Entries with figure data:
================
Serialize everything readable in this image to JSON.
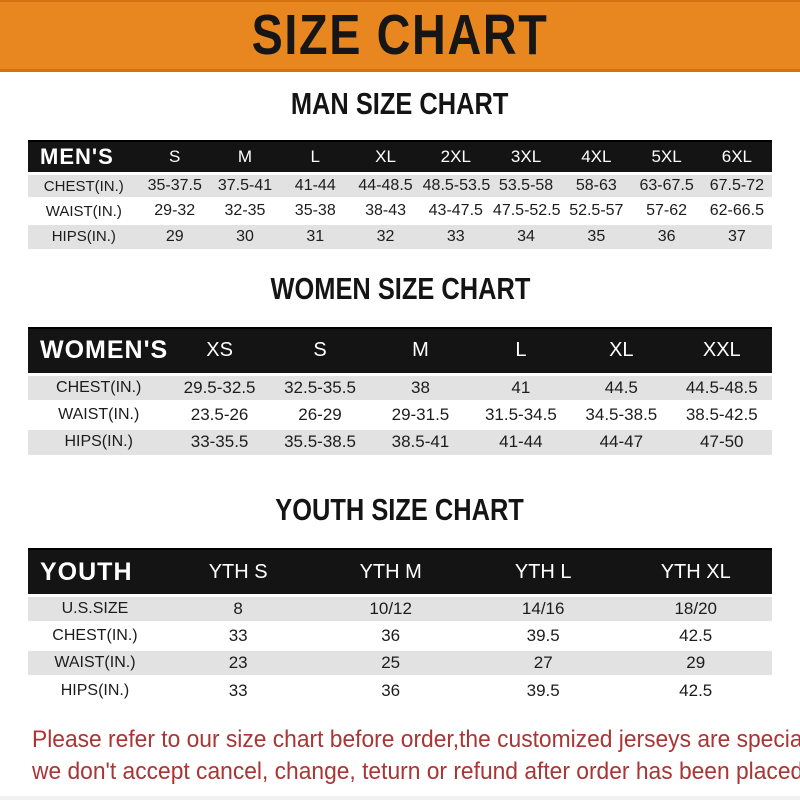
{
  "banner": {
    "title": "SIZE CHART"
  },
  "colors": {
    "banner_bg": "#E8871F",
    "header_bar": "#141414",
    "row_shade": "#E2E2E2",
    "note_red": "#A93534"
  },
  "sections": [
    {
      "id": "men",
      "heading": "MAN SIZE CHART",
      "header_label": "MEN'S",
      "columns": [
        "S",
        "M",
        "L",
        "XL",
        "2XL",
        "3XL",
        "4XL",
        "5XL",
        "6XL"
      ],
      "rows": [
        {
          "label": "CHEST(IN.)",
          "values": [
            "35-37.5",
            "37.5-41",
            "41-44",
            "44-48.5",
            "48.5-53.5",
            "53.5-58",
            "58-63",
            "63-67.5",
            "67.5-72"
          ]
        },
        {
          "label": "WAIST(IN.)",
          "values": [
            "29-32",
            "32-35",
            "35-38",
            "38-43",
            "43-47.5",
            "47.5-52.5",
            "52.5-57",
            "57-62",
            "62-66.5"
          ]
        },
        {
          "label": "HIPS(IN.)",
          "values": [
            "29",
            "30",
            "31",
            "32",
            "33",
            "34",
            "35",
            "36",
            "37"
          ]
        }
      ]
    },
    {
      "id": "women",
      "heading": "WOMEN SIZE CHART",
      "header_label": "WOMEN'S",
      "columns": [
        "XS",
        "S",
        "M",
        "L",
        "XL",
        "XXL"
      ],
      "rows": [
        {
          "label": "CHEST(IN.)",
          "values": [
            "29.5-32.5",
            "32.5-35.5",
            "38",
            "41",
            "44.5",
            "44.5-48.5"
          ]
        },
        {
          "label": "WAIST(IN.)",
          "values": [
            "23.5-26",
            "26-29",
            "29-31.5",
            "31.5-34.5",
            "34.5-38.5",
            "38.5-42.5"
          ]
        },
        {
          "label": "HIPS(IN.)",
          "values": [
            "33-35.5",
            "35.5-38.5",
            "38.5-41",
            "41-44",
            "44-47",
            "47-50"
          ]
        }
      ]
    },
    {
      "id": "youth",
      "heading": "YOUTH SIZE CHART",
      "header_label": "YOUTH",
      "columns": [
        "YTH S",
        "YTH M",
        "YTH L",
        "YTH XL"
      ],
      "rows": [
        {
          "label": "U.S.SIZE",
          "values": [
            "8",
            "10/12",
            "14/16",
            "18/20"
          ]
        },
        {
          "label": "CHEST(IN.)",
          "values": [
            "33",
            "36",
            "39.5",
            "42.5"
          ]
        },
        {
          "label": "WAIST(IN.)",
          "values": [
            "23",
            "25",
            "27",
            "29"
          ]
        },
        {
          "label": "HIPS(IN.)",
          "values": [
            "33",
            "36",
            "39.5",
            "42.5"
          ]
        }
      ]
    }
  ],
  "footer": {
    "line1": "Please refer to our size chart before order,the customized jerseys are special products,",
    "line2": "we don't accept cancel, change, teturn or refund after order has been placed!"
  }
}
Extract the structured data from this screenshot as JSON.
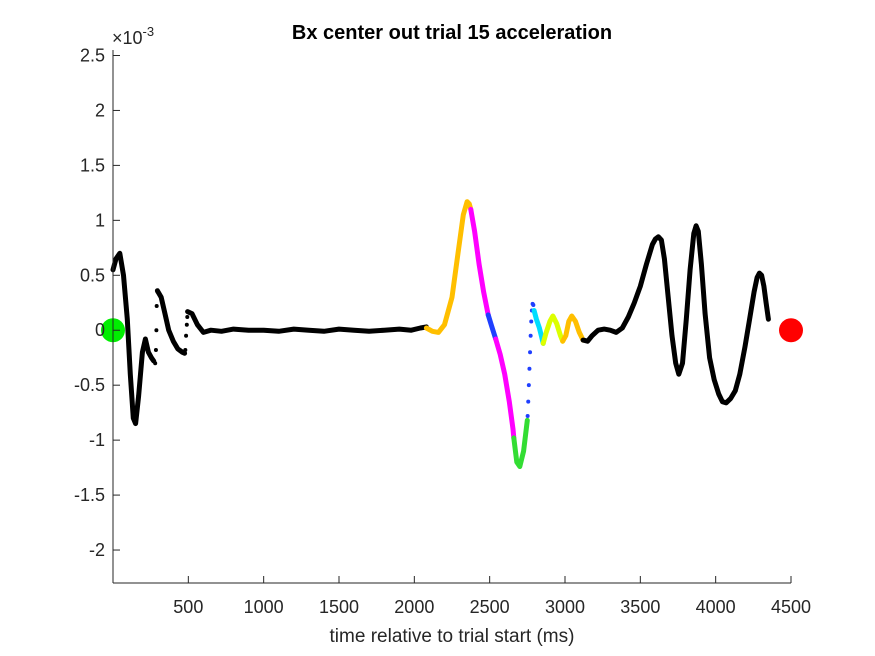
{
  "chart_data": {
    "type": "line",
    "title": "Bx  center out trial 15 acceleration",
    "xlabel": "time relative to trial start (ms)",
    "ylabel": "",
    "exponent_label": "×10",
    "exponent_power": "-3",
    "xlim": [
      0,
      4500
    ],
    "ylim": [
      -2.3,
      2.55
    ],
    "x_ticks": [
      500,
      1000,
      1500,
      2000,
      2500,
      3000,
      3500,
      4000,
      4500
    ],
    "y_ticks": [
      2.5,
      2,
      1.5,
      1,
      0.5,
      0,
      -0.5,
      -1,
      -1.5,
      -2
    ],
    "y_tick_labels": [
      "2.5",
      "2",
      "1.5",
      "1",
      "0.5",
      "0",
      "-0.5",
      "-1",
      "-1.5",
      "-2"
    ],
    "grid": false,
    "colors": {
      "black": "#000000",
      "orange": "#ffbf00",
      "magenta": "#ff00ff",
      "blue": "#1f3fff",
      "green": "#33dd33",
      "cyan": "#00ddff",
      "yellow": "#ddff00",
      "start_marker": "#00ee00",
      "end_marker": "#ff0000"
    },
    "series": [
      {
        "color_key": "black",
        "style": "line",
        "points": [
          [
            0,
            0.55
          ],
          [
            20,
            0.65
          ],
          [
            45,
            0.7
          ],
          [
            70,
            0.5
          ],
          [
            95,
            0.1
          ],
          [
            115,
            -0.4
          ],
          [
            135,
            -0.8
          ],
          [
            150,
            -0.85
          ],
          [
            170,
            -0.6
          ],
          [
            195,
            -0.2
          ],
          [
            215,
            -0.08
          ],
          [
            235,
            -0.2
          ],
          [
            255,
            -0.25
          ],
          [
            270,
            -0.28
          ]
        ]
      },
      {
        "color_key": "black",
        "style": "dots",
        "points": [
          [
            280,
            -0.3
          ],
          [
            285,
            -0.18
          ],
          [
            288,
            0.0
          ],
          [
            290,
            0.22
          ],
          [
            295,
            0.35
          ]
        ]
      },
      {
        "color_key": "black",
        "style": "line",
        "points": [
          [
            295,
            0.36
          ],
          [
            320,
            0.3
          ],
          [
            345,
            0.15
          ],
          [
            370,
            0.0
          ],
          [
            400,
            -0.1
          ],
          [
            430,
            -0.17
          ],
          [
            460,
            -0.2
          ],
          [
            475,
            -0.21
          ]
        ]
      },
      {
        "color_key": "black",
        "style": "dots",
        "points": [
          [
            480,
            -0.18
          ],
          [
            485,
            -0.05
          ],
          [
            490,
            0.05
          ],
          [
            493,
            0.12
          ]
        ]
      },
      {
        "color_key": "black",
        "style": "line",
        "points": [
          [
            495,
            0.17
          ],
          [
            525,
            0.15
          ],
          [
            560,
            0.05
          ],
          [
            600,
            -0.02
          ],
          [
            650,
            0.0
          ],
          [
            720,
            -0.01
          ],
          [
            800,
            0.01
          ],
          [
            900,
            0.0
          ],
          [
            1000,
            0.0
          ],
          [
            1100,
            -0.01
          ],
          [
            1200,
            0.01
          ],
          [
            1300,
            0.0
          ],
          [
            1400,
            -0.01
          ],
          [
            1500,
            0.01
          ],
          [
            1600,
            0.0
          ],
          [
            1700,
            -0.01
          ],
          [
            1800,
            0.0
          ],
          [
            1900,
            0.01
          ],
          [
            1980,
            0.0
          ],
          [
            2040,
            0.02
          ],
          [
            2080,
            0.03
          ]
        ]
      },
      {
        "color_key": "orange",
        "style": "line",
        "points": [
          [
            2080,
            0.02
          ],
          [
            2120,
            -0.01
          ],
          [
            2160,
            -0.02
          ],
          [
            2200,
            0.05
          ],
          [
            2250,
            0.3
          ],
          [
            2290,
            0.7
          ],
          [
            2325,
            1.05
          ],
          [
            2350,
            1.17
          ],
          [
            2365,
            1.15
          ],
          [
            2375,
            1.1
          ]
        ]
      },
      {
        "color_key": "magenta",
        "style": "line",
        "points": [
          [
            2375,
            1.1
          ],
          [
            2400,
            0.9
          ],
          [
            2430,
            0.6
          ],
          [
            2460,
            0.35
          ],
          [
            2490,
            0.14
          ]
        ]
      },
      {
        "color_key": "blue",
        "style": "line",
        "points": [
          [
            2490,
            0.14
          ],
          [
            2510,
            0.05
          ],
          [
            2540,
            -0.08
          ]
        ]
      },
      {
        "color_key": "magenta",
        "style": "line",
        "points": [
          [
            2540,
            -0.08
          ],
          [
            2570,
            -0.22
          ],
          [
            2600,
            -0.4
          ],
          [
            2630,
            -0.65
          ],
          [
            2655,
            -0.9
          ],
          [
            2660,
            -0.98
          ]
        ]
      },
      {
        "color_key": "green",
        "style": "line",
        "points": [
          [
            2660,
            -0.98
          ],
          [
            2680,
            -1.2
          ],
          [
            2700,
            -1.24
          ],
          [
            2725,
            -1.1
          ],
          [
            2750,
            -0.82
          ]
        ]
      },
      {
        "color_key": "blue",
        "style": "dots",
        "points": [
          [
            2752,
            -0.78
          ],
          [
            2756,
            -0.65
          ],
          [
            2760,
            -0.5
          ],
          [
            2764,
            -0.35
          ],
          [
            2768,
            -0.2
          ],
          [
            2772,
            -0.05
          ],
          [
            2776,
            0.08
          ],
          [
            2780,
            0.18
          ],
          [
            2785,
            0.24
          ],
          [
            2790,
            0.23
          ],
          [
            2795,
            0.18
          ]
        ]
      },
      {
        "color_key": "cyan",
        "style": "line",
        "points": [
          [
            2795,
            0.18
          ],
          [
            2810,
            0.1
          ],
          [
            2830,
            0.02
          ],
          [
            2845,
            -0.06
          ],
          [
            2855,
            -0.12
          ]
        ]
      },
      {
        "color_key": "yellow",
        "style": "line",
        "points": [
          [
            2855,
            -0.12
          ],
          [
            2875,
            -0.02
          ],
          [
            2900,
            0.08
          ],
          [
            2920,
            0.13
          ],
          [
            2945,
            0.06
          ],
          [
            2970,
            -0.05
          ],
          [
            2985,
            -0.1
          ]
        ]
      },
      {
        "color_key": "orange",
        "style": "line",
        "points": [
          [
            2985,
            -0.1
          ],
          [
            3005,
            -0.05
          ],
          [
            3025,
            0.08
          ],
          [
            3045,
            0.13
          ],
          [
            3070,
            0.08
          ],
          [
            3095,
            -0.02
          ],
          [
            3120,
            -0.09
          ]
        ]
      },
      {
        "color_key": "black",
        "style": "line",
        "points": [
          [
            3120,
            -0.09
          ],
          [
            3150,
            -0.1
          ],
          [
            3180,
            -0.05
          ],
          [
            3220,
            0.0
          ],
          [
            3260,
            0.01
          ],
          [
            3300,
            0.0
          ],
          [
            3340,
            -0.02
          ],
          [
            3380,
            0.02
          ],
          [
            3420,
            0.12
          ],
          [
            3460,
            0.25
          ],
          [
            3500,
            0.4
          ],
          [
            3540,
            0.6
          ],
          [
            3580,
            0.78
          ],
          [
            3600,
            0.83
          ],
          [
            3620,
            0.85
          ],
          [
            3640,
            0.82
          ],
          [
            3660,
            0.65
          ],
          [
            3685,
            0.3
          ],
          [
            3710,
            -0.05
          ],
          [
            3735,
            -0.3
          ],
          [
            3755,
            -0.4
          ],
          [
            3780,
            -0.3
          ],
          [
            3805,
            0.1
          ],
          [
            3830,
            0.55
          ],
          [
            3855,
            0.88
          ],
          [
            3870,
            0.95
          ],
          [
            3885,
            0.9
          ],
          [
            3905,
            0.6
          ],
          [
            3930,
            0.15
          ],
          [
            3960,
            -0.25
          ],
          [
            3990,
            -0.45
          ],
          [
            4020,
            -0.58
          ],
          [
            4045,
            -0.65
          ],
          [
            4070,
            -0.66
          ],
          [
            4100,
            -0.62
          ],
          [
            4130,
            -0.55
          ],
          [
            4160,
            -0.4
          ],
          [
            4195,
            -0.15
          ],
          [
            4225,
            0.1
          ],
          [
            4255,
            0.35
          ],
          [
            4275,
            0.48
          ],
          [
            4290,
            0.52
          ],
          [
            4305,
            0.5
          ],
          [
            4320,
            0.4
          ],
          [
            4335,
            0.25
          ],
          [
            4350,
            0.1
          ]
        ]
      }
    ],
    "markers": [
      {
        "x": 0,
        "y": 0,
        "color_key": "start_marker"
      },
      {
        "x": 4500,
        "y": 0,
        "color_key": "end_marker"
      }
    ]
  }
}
================
Aim
Where a line of the material above holds the string "trial", copy that line.

Exercise response
    "title": "Bx  center out trial 15 acceleration",
    "xlabel": "time relative to trial start (ms)",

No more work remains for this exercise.